- [GIVEN INFORMATION]
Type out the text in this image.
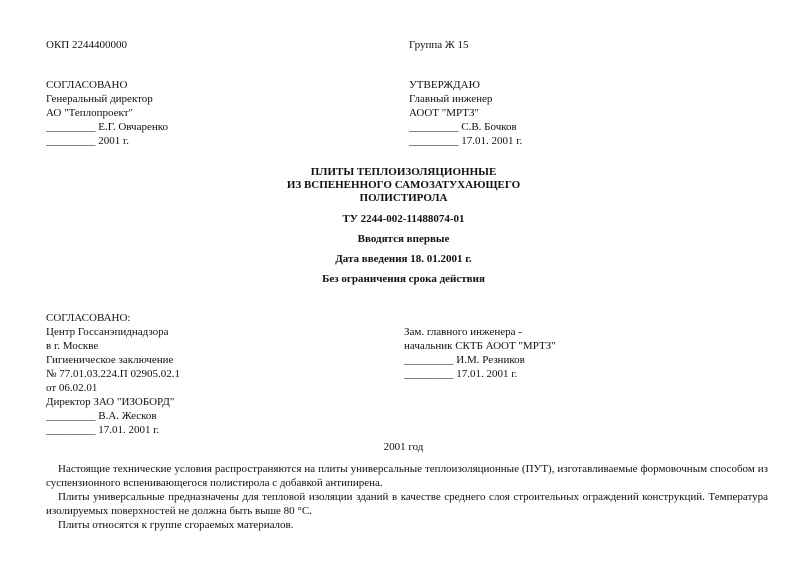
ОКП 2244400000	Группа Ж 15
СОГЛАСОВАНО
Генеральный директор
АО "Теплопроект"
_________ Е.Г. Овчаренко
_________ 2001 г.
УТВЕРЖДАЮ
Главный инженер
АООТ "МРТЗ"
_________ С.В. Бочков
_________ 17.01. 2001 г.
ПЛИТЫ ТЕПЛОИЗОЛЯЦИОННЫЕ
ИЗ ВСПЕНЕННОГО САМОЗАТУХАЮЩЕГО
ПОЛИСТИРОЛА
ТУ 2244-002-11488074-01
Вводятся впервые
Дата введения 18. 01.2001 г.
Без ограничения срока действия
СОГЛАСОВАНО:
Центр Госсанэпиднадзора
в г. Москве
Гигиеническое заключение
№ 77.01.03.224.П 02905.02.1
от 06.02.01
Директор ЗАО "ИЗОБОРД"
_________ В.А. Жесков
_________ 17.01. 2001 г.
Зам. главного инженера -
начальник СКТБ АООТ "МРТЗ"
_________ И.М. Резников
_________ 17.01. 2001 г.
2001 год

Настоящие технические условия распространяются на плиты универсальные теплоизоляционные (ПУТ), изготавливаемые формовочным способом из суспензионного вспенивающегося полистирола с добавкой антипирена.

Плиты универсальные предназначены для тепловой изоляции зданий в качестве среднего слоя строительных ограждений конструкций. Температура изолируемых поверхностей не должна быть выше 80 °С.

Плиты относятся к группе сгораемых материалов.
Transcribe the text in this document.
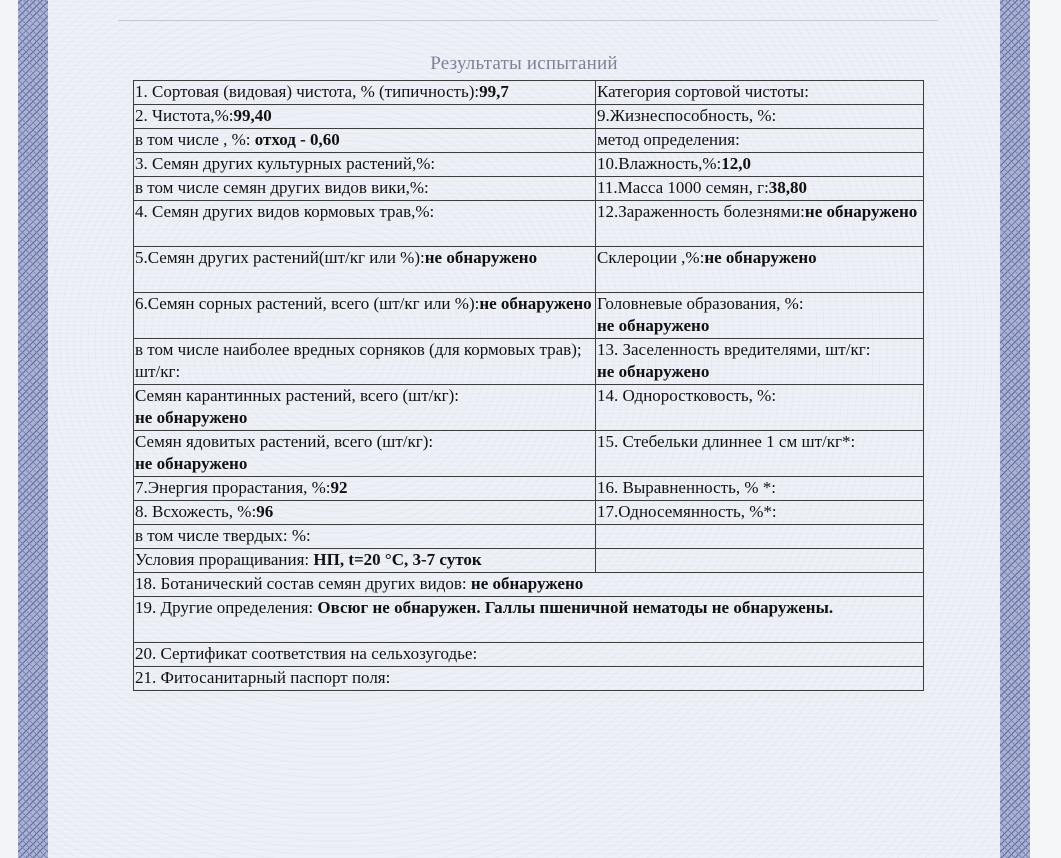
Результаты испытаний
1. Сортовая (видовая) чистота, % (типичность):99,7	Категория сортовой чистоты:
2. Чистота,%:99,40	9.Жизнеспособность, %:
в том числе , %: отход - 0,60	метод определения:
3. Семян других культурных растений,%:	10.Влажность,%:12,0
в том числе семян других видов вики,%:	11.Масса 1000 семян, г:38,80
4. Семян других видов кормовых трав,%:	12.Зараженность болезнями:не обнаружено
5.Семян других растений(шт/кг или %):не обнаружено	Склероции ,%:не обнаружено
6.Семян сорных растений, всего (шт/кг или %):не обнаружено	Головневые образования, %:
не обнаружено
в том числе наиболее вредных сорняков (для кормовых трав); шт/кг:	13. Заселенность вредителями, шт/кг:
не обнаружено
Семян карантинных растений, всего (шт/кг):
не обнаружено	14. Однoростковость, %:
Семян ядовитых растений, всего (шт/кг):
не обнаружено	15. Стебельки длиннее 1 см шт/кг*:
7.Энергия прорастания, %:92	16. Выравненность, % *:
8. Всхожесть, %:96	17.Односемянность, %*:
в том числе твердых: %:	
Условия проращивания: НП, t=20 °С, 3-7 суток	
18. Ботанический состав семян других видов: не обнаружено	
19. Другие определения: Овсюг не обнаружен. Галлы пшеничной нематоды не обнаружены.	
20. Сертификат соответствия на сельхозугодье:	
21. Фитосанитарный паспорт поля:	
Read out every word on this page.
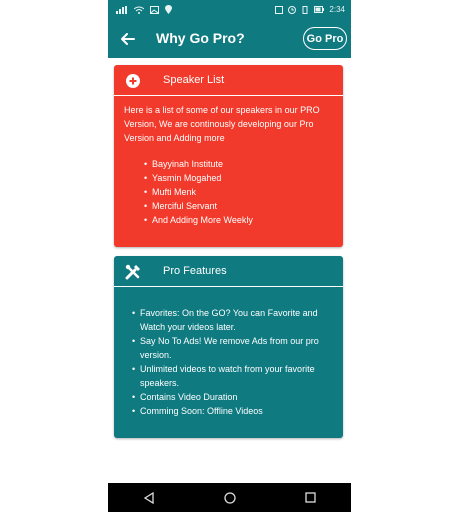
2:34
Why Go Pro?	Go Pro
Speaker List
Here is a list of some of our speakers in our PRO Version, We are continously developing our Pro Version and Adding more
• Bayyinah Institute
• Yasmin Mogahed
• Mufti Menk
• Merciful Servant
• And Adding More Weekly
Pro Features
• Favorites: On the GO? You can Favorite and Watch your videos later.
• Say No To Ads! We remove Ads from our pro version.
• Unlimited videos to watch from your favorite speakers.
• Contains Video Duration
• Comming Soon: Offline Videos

--

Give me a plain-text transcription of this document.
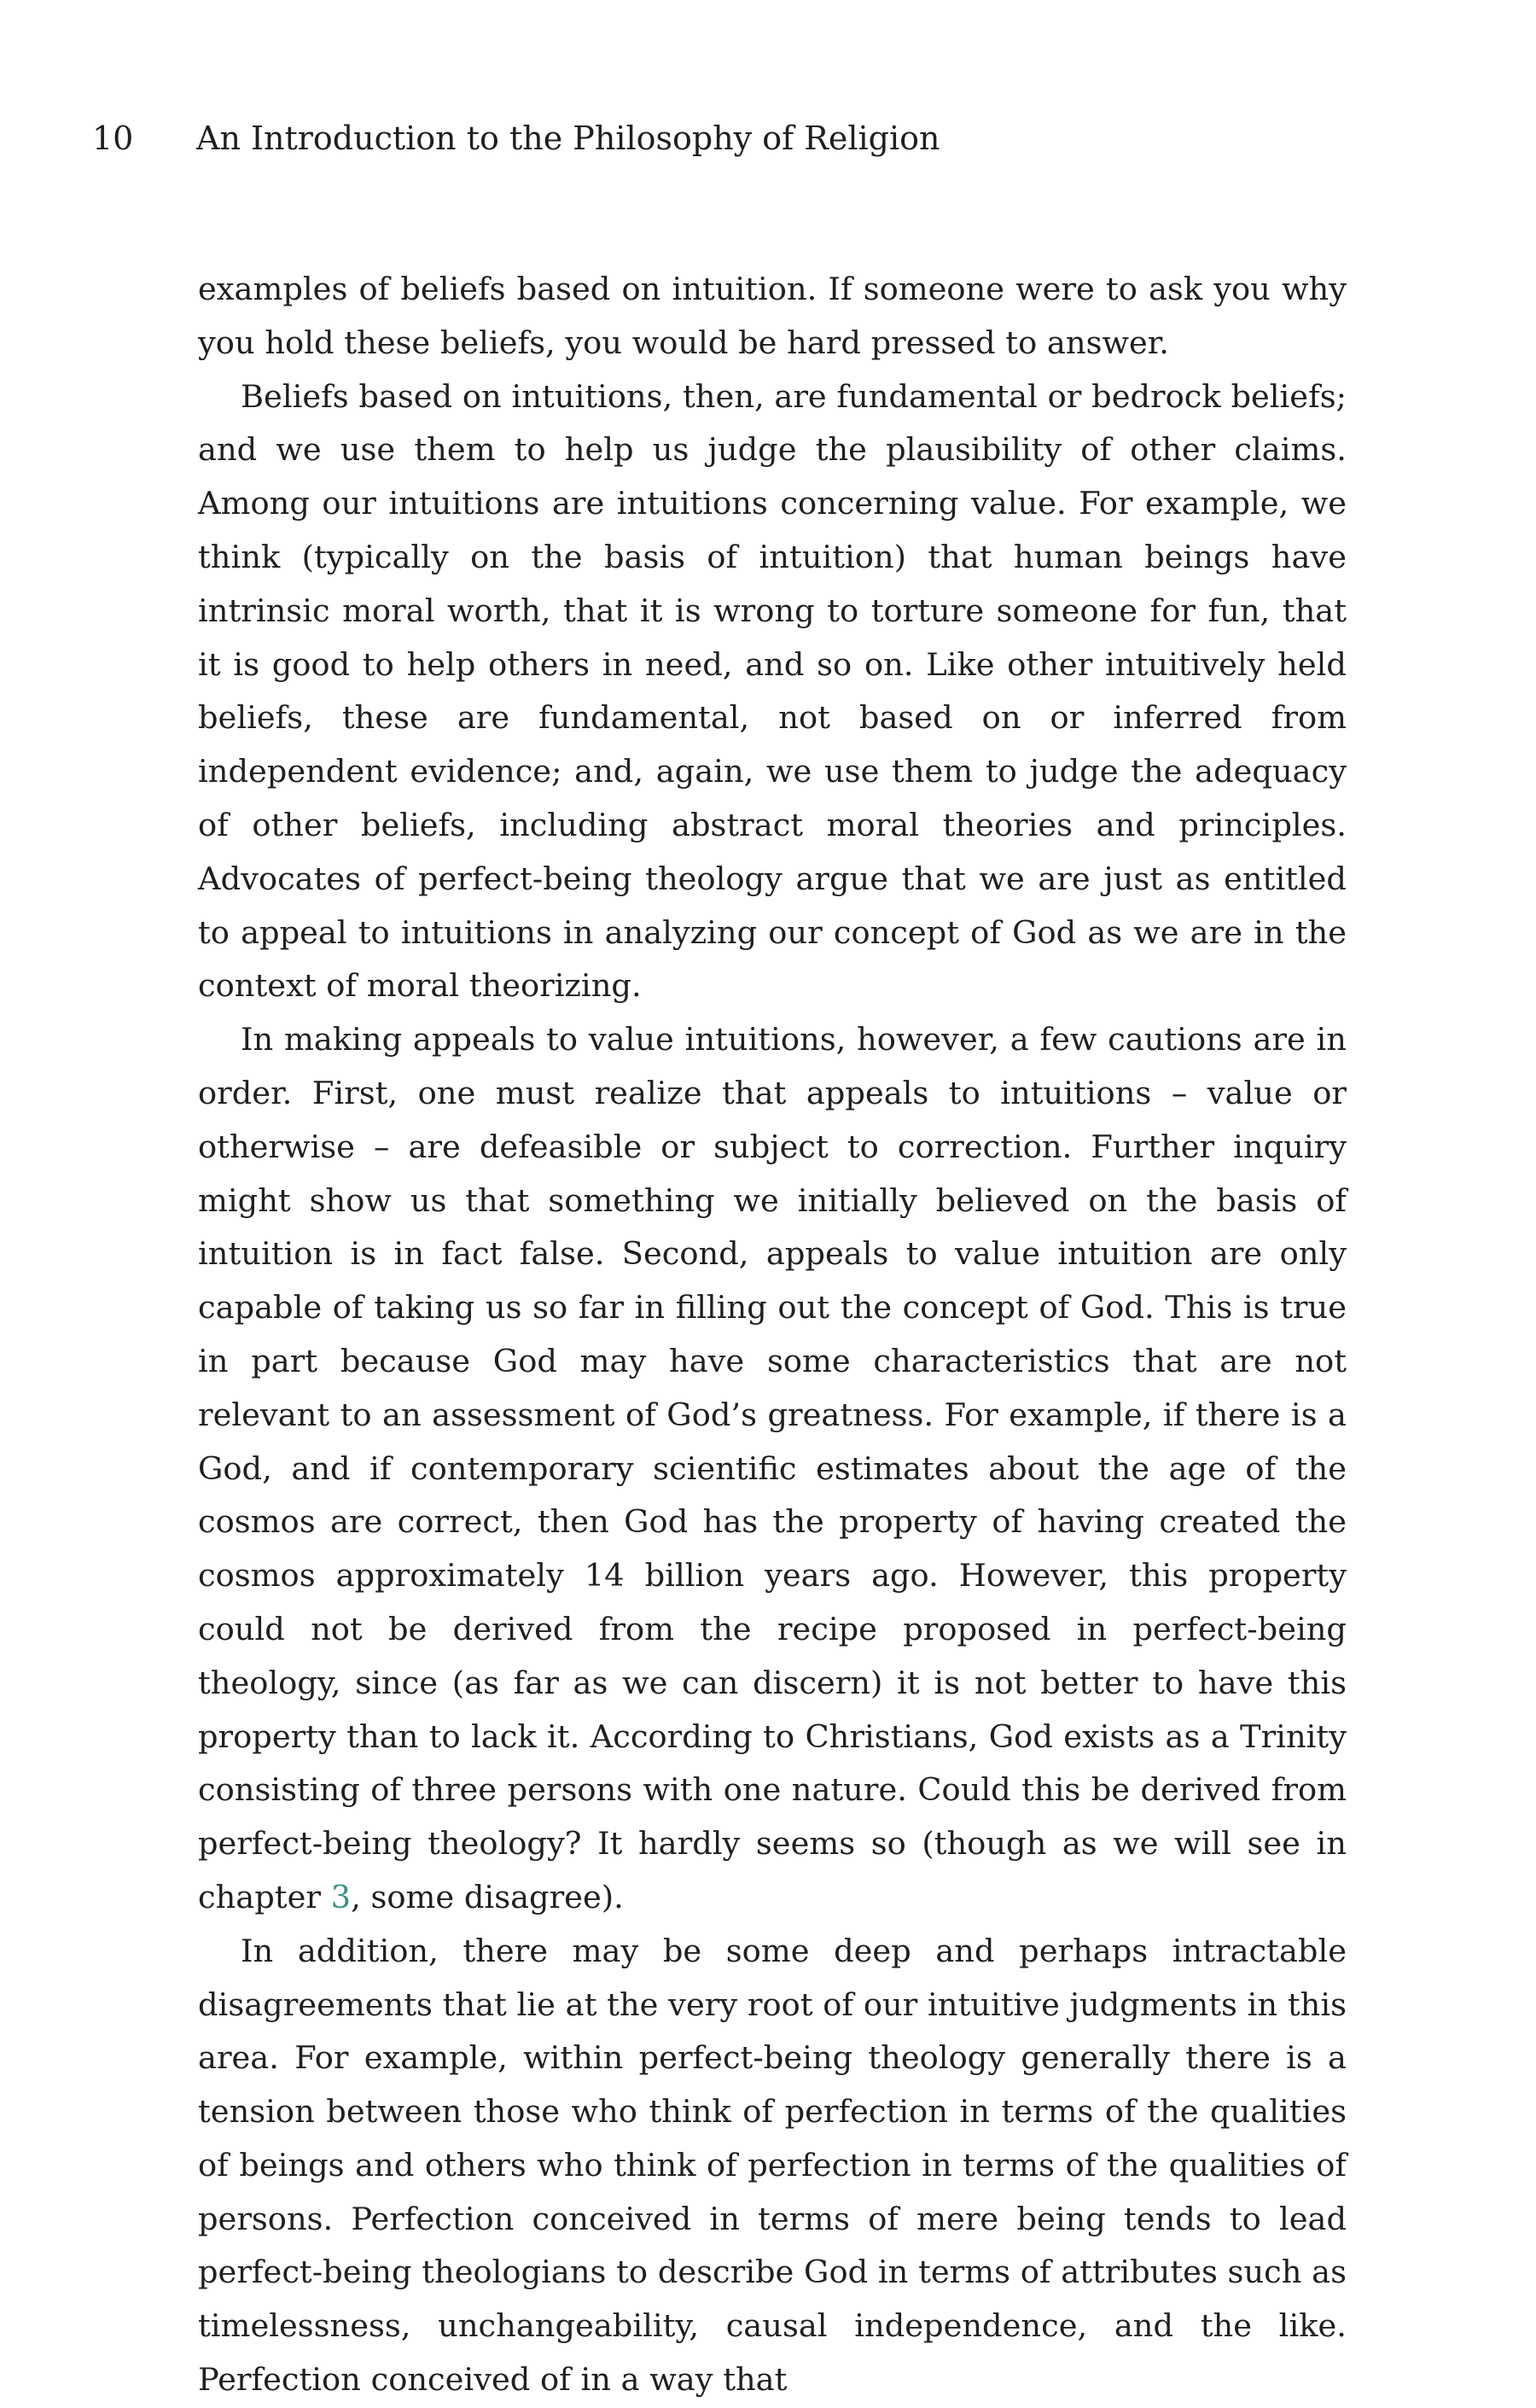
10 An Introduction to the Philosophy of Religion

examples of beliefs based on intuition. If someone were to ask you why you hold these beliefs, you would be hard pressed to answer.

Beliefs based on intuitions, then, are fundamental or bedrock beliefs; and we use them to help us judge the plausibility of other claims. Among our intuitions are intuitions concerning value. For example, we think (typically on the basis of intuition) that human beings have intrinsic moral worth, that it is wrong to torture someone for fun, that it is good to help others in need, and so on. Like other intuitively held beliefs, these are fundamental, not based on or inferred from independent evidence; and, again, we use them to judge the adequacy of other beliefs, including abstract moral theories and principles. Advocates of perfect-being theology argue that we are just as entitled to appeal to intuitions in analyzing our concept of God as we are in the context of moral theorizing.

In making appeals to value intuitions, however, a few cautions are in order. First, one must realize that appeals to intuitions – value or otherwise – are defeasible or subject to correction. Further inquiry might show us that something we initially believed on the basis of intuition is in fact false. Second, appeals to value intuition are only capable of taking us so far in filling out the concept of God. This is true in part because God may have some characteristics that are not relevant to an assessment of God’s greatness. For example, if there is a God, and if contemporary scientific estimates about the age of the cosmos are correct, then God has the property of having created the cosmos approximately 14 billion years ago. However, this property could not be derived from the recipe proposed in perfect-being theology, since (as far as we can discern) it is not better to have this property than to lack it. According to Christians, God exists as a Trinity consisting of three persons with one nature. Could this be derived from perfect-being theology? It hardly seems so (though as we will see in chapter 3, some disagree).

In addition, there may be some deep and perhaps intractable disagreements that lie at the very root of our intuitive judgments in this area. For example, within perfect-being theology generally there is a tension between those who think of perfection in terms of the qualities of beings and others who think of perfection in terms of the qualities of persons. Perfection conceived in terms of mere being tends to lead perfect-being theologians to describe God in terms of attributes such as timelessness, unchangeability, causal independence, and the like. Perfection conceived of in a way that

- [WRITTEN PROBLEM]
Check each line of the data above for the word "speakers" and say how many lines have it. Give the number alone.

- [RESULT OF THIS TASK]
2